## EXERCISE GOAL
Please copy the records exactly from their first line through the line that contains "svg-text:MH: MH xyxy=(1193,554,1219,571)", including both of those lines.

Source data
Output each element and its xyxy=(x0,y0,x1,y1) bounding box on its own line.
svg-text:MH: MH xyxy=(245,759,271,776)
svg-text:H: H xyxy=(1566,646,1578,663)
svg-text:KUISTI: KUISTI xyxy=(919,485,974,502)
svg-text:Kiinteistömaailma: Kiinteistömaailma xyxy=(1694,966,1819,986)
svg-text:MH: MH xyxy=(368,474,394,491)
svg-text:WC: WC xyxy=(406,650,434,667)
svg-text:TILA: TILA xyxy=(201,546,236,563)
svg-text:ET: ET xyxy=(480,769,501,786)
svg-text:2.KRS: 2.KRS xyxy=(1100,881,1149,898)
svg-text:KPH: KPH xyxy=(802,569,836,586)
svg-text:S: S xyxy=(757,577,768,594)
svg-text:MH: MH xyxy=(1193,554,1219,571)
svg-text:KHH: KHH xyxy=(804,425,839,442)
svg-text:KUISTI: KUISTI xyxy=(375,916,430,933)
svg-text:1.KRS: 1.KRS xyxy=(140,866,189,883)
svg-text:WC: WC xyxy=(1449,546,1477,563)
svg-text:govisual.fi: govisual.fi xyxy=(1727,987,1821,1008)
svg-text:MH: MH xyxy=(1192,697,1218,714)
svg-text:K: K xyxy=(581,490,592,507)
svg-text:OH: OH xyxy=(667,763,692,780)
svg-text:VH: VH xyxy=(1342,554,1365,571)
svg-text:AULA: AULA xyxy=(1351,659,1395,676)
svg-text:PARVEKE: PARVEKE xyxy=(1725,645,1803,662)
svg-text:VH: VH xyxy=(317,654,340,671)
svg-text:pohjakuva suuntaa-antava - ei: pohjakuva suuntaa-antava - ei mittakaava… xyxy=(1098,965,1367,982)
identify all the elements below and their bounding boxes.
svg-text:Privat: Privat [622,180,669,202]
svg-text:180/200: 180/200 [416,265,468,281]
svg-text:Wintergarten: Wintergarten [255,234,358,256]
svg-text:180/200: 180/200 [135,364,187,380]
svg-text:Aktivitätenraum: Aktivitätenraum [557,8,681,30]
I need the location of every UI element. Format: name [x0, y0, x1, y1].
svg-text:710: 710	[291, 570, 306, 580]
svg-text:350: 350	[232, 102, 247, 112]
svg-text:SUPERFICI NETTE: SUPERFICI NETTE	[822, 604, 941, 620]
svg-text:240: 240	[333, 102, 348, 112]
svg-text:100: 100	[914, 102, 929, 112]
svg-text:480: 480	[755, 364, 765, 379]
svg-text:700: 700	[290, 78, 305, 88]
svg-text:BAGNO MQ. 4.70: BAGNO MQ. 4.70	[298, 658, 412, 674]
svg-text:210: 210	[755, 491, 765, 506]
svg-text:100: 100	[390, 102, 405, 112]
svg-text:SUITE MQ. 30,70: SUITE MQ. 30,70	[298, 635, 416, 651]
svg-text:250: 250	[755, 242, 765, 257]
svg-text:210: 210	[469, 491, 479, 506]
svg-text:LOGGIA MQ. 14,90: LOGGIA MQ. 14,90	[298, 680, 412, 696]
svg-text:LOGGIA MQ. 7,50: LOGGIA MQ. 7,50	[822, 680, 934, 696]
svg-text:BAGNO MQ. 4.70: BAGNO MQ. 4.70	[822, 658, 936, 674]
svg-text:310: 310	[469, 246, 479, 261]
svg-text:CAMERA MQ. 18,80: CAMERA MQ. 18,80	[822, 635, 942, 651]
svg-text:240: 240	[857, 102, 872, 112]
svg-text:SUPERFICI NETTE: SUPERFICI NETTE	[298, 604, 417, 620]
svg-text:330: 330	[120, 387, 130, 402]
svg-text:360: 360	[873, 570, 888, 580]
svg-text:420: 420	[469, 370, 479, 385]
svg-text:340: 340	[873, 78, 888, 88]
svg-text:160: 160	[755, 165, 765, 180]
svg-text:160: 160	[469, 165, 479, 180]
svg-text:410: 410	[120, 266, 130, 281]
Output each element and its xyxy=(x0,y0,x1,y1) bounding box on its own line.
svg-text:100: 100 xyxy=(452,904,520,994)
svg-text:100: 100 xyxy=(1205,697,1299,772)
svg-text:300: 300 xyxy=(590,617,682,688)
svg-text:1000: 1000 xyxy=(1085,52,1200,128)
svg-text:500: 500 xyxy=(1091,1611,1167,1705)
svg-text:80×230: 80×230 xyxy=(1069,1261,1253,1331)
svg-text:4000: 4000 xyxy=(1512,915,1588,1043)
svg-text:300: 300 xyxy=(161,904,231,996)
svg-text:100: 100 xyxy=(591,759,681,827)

## FULL RESPONSE
Output each element and its xyxy=(x0,y0,x1,y1) bounding box on its own line.
svg-text:MH: MH xyxy=(245,759,271,776)
svg-text:H: H xyxy=(1566,646,1578,663)
svg-text:KUISTI: KUISTI xyxy=(919,485,974,502)
svg-text:Kiinteistömaailma: Kiinteistömaailma xyxy=(1694,966,1819,986)
svg-text:MH: MH xyxy=(368,474,394,491)
svg-text:WC: WC xyxy=(406,650,434,667)
svg-text:TILA: TILA xyxy=(201,546,236,563)
svg-text:ET: ET xyxy=(480,769,501,786)
svg-text:2.KRS: 2.KRS xyxy=(1100,881,1149,898)
svg-text:KPH: KPH xyxy=(802,569,836,586)
svg-text:S: S xyxy=(757,577,768,594)
svg-text:MH: MH xyxy=(1193,554,1219,571)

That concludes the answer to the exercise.